● **Input for this task**
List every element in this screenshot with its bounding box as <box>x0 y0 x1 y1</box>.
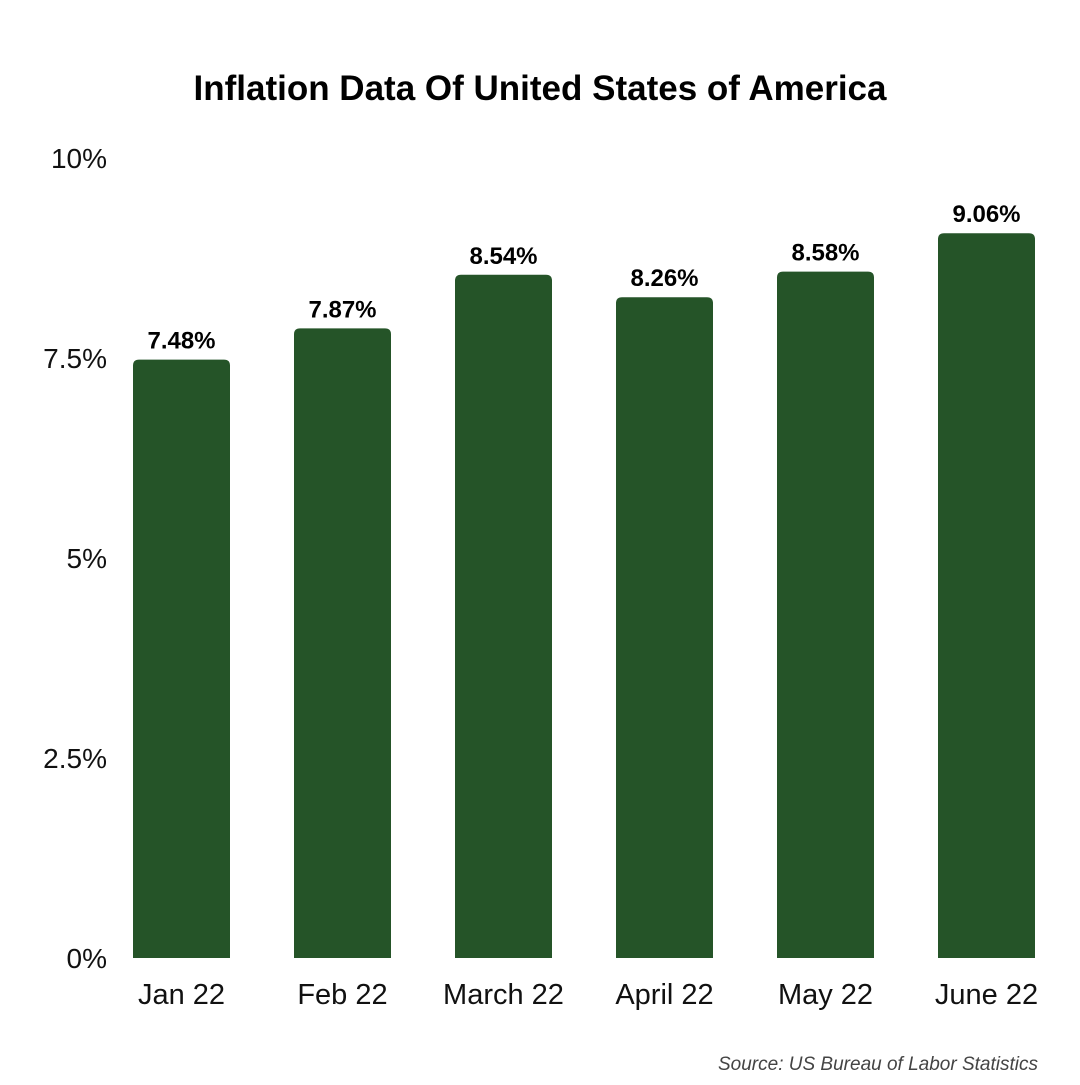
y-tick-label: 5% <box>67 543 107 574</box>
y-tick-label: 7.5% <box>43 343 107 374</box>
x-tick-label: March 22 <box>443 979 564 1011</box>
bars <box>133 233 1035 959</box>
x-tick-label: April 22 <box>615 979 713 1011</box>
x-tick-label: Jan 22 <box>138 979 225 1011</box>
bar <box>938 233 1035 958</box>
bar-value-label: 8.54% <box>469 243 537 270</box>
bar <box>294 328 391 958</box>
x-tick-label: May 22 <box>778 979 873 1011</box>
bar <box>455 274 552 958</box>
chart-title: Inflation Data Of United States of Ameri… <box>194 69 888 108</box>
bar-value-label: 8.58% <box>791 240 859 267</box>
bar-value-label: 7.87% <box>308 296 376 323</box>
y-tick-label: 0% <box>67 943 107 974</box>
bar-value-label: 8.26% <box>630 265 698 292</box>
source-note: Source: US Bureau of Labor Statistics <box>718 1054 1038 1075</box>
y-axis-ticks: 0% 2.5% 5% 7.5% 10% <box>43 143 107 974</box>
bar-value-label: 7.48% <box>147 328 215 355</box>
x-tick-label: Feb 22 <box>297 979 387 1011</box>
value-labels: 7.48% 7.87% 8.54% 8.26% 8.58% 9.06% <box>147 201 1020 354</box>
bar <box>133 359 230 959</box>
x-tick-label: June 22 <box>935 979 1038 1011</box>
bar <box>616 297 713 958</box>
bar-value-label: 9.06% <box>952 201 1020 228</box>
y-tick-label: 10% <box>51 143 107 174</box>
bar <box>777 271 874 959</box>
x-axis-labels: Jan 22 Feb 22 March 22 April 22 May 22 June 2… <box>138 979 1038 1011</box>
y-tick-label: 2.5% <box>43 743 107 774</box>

● **Required task**
Gather every line from the rows above that contains the string "axis", and copy each one. Matches must have the same case.

● **Full output**
y-axis-ticks: 0% 2.5% 5% 7.5% 10% <box>43 143 107 974</box>
x-axis-labels: Jan 22 Feb 22 March 22 April 22 May 22 June 2… <box>138 979 1038 1011</box>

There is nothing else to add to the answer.